# [Stored data]
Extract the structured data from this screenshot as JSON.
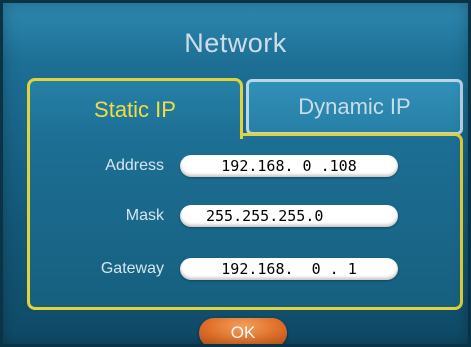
{
  "screen": {
    "title": "Network"
  },
  "tabs": {
    "static_label": "Static IP",
    "dynamic_label": "Dynamic IP",
    "selected": "Static IP"
  },
  "fields": [
    {
      "label": "Address",
      "value": "192.168. 0 .108"
    },
    {
      "label": "Mask",
      "value": "255.255.255.0"
    },
    {
      "label": "Gateway",
      "value": "192.168.  0 . 1"
    }
  ],
  "buttons": {
    "ok_label": "OK"
  },
  "colors": {
    "background": "#1d6f95",
    "selected_tab_border": "#e3d33a",
    "selected_tab_text": "#f0de42",
    "unselected_tab_border": "#b8d7e6",
    "field_background": "#ffffff",
    "ok_button": "#e2712b"
  }
}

# [Work to do]
Retype the records exactly. Any image in them should not appear in what you write.

# [Answer to the problem]
Extract the structured data from this screenshot as JSON.
{
  "screen": {
    "title": "Network"
  },
  "tabs": {
    "static_label": "Static IP",
    "dynamic_label": "Dynamic IP",
    "selected": "Static IP"
  },
  "fields": [
    {
      "label": "Address",
      "value": "192.168. 0 .108"
    },
    {
      "label": "Mask",
      "value": "255.255.255.0"
    },
    {
      "label": "Gateway",
      "value": "192.168.  0 . 1"
    }
  ],
  "buttons": {
    "ok_label": "OK"
  },
  "colors": {
    "background": "#1d6f95",
    "selected_tab_border": "#e3d33a",
    "selected_tab_text": "#f0de42",
    "unselected_tab_border": "#b8d7e6",
    "field_background": "#ffffff",
    "ok_button": "#e2712b"
  }
}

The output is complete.